Copy the passage on hospitality, starting with "Put into practice" and going on through "can think of.", but rename "shut-ins" as "the homebound".

Reading passage
[Start of section]

Host and guest
The spiritual practice of loving hospitality is about accepting the desperate phone calls in the middle of the night. It’s about welcoming the lost and making room for travelers. It’s about belonging and having a place at the table. Hospitality is warmth of love given and received.
The Greek word xenos means both host and guest. The root word of hospitality – hospes – claims both the host and guest as one. Martha received Jesus as a guest (Luke 10:38). After he had received Martha’s gift of hospitality, he became the host and offered his own gifts to Mary. The men along the road to Emmaus (Luke 24:13-35) offered to host and feed a “stranger.” Jesus turned the tables on their hospitality and became the host by breaking the bread.
Is Jesus just a bad guest? What do you think of this table-turning hospitality? What is your experience as both host and guest. As a host, what do you give? How does your hospitality make room for your guests to give? When have you turned the table on a guest? Have you, as a guest, ever found yourself in the host’s chair?
From beginning to end, the Scriptures call us to love our neighbour. Words of the law direct God’s chosen ones to love the stranger, open our hearts and hand to the poor and needy, and eat with our enemies. The gospel summons believers to welcome and give care to the least. The call is not in question. How to carry out the call is in question. How do you swing the door open wide enough to embrace your neighbour? How does your worshipping community make room to love and care for all human beings?
Sometimes the door slams on hospitality. After the events of Christ’s crucifixion and resurrection, fear forced the disciples to lock the door. Fear kept the disciples a “safe distance” away from all that threatened them. Yet, Jesus calls us to overcome our fears and be hospitable to all persons. We are to reach out to help those in need, and do the simple things like be a listening ear when needed. God’s love smothers us with a genuine concern for all persons when we have the doors of our hearts open to receiving that love. When our hearts are open, our doors are too.
Jesus stood among the disciples. He offered peace in exchange for their fears and anxious feelings. This peace has the power to change hostis (enemy) into hospes (guest).
Put into practice
At one time or another, we are all strangers. Pray the Scripture from Deuteronomy 10:12-21. Invite God to give you a stranger’s insight into loving hospitality. Listen for ways you might reach out to someone – as one stranger to another. You could volunteer to take food to shut-ins, to welcome visitors in the church, or do other acts of hospitality you can think of.

[End of section]

Collected data
[Start of section]

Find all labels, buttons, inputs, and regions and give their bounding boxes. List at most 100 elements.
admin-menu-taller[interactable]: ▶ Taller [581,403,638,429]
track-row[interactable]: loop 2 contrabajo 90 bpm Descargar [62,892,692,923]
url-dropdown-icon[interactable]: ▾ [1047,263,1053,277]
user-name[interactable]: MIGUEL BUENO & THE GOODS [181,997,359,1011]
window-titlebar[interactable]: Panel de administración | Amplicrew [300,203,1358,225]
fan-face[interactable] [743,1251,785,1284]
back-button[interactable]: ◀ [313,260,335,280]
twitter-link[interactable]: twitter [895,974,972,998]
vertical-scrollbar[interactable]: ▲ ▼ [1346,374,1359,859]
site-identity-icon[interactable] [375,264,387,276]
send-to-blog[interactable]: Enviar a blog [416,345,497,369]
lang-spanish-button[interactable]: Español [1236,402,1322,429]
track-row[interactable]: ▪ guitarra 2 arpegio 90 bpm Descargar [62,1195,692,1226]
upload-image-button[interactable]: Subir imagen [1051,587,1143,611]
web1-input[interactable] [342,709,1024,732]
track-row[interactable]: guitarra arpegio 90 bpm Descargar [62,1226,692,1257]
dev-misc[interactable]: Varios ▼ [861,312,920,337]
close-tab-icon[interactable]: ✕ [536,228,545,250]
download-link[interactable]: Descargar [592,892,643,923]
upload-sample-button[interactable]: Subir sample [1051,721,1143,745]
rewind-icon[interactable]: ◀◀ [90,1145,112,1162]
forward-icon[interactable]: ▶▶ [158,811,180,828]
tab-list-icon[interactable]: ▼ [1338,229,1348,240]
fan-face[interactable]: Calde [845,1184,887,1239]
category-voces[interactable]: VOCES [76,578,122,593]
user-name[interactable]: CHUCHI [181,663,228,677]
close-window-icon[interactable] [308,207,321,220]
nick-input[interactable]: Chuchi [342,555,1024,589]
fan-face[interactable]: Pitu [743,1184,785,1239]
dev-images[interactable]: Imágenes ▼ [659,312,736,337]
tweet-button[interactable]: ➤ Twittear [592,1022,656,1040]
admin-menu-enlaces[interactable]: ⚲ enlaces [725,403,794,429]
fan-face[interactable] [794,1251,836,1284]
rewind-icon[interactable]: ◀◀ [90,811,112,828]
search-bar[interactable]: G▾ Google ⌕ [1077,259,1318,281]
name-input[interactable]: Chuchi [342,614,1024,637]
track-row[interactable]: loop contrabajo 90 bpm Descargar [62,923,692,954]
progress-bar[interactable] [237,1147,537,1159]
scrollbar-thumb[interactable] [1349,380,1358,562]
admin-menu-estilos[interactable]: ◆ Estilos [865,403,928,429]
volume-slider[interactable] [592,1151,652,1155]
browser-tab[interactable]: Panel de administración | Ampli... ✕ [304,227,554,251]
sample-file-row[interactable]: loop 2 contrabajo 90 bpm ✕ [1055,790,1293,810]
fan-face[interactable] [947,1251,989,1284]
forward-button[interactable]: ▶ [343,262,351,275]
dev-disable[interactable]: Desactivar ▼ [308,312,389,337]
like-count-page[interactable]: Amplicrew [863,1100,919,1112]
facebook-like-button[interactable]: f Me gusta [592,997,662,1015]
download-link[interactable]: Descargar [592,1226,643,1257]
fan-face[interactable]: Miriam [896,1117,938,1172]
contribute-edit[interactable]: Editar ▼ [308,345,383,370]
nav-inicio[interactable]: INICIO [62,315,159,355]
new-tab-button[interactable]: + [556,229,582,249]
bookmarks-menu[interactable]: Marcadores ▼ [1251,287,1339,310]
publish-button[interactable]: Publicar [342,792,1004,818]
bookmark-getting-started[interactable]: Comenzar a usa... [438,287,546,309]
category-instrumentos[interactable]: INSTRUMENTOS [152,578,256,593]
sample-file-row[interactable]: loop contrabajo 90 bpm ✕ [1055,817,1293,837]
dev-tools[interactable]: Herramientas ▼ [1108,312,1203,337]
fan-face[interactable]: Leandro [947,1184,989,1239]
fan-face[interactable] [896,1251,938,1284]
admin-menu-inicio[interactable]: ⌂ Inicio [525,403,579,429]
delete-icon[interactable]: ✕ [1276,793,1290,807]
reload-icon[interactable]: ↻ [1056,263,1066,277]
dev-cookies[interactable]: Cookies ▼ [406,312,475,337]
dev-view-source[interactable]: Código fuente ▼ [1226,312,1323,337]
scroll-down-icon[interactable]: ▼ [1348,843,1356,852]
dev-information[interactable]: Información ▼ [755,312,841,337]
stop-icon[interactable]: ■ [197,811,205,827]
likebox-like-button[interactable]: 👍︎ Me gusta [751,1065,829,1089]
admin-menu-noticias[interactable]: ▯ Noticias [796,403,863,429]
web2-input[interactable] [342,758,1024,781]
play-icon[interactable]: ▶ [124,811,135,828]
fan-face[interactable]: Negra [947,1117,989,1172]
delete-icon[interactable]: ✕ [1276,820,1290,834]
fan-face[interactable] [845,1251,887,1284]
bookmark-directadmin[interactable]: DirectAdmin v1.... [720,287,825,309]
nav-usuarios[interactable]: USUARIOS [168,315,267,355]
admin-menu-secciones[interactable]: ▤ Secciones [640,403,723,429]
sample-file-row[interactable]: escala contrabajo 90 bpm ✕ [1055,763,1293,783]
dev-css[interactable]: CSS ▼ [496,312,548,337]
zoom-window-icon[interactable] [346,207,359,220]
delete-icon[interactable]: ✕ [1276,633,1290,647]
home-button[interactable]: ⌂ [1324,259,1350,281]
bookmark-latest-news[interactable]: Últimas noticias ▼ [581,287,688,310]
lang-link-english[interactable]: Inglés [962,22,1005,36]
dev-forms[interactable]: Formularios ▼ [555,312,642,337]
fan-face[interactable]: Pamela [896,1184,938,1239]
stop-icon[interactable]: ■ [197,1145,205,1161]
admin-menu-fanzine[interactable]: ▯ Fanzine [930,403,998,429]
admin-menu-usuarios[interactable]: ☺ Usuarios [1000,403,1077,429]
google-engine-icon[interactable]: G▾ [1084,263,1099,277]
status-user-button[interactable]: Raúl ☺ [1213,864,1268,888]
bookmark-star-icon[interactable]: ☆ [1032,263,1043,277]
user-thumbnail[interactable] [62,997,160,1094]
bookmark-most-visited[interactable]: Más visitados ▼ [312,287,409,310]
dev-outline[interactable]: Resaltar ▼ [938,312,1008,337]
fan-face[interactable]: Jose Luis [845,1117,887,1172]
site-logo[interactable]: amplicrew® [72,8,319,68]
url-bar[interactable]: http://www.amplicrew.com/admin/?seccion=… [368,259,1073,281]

[End of section]

Answer for this exercise
Put into practice
At one time or another, we are all strangers. Pray the Scripture from Deuteronomy 10:12-21. Invite God to give you a stranger’s insight into loving hospitality. Listen for ways you might reach out to someone – as one stranger to another. You could volunteer to take food to the homebound, to welcome visitors in the church, or do other acts of hospitality you can think of.